▸ **Given request**
Gather up all lines that carry the word "Health".

Records about charts and figures
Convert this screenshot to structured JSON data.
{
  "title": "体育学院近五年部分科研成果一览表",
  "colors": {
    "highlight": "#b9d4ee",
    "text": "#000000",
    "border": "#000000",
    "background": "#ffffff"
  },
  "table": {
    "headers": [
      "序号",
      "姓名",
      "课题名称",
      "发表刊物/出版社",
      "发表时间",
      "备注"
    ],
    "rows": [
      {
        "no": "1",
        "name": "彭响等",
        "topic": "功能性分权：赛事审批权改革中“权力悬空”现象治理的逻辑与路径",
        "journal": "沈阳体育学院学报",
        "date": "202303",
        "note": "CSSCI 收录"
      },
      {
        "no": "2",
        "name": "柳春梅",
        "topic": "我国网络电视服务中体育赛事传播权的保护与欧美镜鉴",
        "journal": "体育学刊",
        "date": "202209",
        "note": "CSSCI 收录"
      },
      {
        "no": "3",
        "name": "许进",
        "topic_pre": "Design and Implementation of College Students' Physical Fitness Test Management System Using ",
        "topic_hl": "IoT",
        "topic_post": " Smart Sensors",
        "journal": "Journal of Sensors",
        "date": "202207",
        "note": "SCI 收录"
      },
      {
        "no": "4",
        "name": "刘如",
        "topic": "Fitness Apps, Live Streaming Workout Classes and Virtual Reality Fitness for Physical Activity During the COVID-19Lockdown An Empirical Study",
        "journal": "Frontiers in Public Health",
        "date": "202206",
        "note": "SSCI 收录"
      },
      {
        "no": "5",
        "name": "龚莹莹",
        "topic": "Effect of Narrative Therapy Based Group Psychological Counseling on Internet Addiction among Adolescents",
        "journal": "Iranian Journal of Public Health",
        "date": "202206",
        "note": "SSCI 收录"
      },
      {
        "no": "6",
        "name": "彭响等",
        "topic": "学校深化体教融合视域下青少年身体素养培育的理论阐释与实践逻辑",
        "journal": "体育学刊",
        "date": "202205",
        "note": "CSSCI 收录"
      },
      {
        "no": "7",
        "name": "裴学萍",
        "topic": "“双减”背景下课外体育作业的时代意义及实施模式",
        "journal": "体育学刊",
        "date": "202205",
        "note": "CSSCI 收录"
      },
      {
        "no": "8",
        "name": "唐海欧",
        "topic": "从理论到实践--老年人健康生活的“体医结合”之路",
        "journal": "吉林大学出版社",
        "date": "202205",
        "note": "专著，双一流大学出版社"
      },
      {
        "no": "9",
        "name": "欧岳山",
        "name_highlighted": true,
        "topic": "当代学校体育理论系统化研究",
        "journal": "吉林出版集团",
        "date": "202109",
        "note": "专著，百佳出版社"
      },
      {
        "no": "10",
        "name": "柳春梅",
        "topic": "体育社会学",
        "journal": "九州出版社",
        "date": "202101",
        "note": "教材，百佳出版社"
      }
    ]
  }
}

▸ **Final result**
        "journal": "Frontiers in Public Health",
        "journal": "Iranian Journal of Public Health",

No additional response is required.